— TASK DESCRIPTION —
Below is a listing to transcribe in full and exactly; keep the pictures out.
☆ ☆ ☆ ☆ ☆ ☆ ☆
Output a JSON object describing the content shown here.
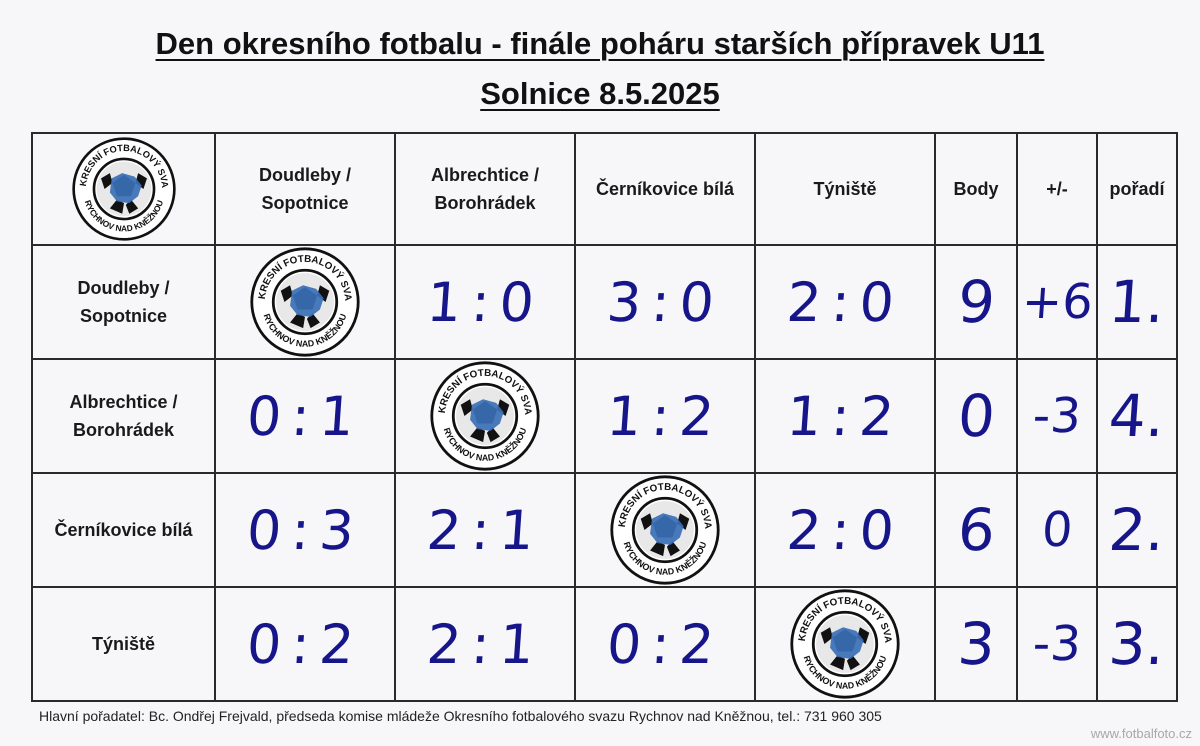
{
  "title": {
    "line1": "Den okresního fotbalu - finále poháru starších přípravek U11",
    "line2": "Solnice 8.5.2025"
  },
  "logo_text": {
    "top": "OKRESNÍ FOTBALOVÝ SVAZ",
    "bottom": "RYCHNOV NAD KNĚŽNOU"
  },
  "table": {
    "teams": [
      {
        "line1": "Doudleby /",
        "line2": "Sopotnice"
      },
      {
        "line1": "Albrechtice /",
        "line2": "Borohrádek"
      },
      {
        "line1": "Černíkovice bílá",
        "line2": ""
      },
      {
        "line1": "Týniště",
        "line2": ""
      }
    ],
    "extra_headers": [
      "Body",
      "+/-",
      "pořadí"
    ],
    "rows": [
      {
        "scores": [
          "",
          "1:0",
          "3:0",
          "2:0"
        ],
        "points": "9",
        "diff": "+6",
        "rank": "1."
      },
      {
        "scores": [
          "0:1",
          "",
          "1:2",
          "1:2"
        ],
        "points": "0",
        "diff": "-3",
        "rank": "4."
      },
      {
        "scores": [
          "0:3",
          "2:1",
          "",
          "2:0"
        ],
        "points": "6",
        "diff": "0",
        "rank": "2."
      },
      {
        "scores": [
          "0:2",
          "2:1",
          "0:2",
          ""
        ],
        "points": "3",
        "diff": "-3",
        "rank": "3."
      }
    ]
  },
  "footer": {
    "organizer": "Hlavní pořadatel: Bc. Ondřej Frejvald, předseda komise mládeže Okresního fotbalového svazu Rychnov nad Kněžnou, tel.: 731 960 305"
  },
  "watermark": "www.fotbalfoto.cz",
  "colors": {
    "ink": "#16168a",
    "logo_blue": "#3a6fb5",
    "grid": "#2a2a2a"
  }
}
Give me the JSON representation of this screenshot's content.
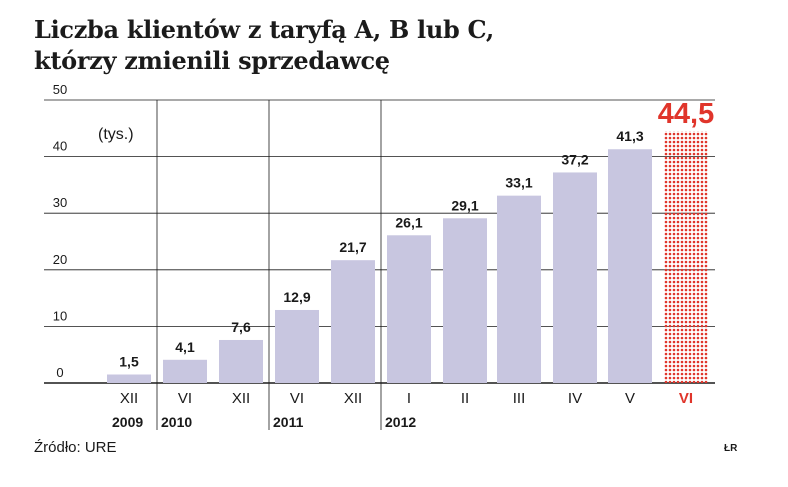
{
  "title_lines": [
    "Liczba klientów z taryfą A, B lub C,",
    "którzy zmienili sprzedawcę"
  ],
  "source": "Źródło: URE",
  "credit": "ŁR",
  "colors": {
    "bar": "#c8c6e0",
    "highlight": "#e0352b",
    "text": "#1a1a1a",
    "axis": "#1a1a1a"
  },
  "chart_data": {
    "type": "bar",
    "title": "Liczba klientów z taryfą A, B lub C, którzy zmienili sprzedawcę",
    "unit_label": "(tys.)",
    "ylim": [
      0,
      50
    ],
    "yticks": [
      "0",
      "10",
      "20",
      "30",
      "40",
      "50"
    ],
    "categories": [
      "XII",
      "VI",
      "XII",
      "VI",
      "XII",
      "I",
      "II",
      "III",
      "IV",
      "V",
      "VI"
    ],
    "values": [
      1.5,
      4.1,
      7.6,
      12.9,
      21.7,
      26.1,
      29.1,
      33.1,
      37.2,
      41.3,
      44.5
    ],
    "value_labels": [
      "1,5",
      "4,1",
      "7,6",
      "12,9",
      "21,7",
      "26,1",
      "29,1",
      "33,1",
      "37,2",
      "41,3",
      "44,5"
    ],
    "highlight_index": 10,
    "year_groups": [
      {
        "label": "2009",
        "start": 0,
        "end": 0
      },
      {
        "label": "2010",
        "start": 1,
        "end": 2
      },
      {
        "label": "2011",
        "start": 3,
        "end": 4
      },
      {
        "label": "2012",
        "start": 5,
        "end": 10
      }
    ],
    "grid": true
  }
}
☆ ☆ ☆ ☆ ☆ ☆ ☆
— OUTPUT BELOW —
Output a JSON object describing the content shown here.
{
  "title": {
    "line1": "Den okresního fotbalu - finále poháru starších přípravek U11",
    "line2": "Solnice 8.5.2025"
  },
  "logo_text": {
    "top": "OKRESNÍ FOTBALOVÝ SVAZ",
    "bottom": "RYCHNOV NAD KNĚŽNOU"
  },
  "table": {
    "teams": [
      {
        "line1": "Doudleby /",
        "line2": "Sopotnice"
      },
      {
        "line1": "Albrechtice /",
        "line2": "Borohrádek"
      },
      {
        "line1": "Černíkovice bílá",
        "line2": ""
      },
      {
        "line1": "Týniště",
        "line2": ""
      }
    ],
    "extra_headers": [
      "Body",
      "+/-",
      "pořadí"
    ],
    "rows": [
      {
        "scores": [
          "",
          "1:0",
          "3:0",
          "2:0"
        ],
        "points": "9",
        "diff": "+6",
        "rank": "1."
      },
      {
        "scores": [
          "0:1",
          "",
          "1:2",
          "1:2"
        ],
        "points": "0",
        "diff": "-3",
        "rank": "4."
      },
      {
        "scores": [
          "0:3",
          "2:1",
          "",
          "2:0"
        ],
        "points": "6",
        "diff": "0",
        "rank": "2."
      },
      {
        "scores": [
          "0:2",
          "2:1",
          "0:2",
          ""
        ],
        "points": "3",
        "diff": "-3",
        "rank": "3."
      }
    ]
  },
  "footer": {
    "organizer": "Hlavní pořadatel: Bc. Ondřej Frejvald, předseda komise mládeže Okresního fotbalového svazu Rychnov nad Kněžnou, tel.: 731 960 305"
  },
  "watermark": "www.fotbalfoto.cz",
  "colors": {
    "ink": "#16168a",
    "logo_blue": "#3a6fb5",
    "grid": "#2a2a2a"
  }
}
Give me the JSON representation of this screenshot's content.
{
  "title_lines": [
    "Liczba klientów z taryfą A, B lub C,",
    "którzy zmienili sprzedawcę"
  ],
  "source": "Źródło: URE",
  "credit": "ŁR",
  "colors": {
    "bar": "#c8c6e0",
    "highlight": "#e0352b",
    "text": "#1a1a1a",
    "axis": "#1a1a1a"
  },
  "chart_data": {
    "type": "bar",
    "title": "Liczba klientów z taryfą A, B lub C, którzy zmienili sprzedawcę",
    "unit_label": "(tys.)",
    "ylim": [
      0,
      50
    ],
    "yticks": [
      "0",
      "10",
      "20",
      "30",
      "40",
      "50"
    ],
    "categories": [
      "XII",
      "VI",
      "XII",
      "VI",
      "XII",
      "I",
      "II",
      "III",
      "IV",
      "V",
      "VI"
    ],
    "values": [
      1.5,
      4.1,
      7.6,
      12.9,
      21.7,
      26.1,
      29.1,
      33.1,
      37.2,
      41.3,
      44.5
    ],
    "value_labels": [
      "1,5",
      "4,1",
      "7,6",
      "12,9",
      "21,7",
      "26,1",
      "29,1",
      "33,1",
      "37,2",
      "41,3",
      "44,5"
    ],
    "highlight_index": 10,
    "year_groups": [
      {
        "label": "2009",
        "start": 0,
        "end": 0
      },
      {
        "label": "2010",
        "start": 1,
        "end": 2
      },
      {
        "label": "2011",
        "start": 3,
        "end": 4
      },
      {
        "label": "2012",
        "start": 5,
        "end": 10
      }
    ],
    "grid": true
  }
}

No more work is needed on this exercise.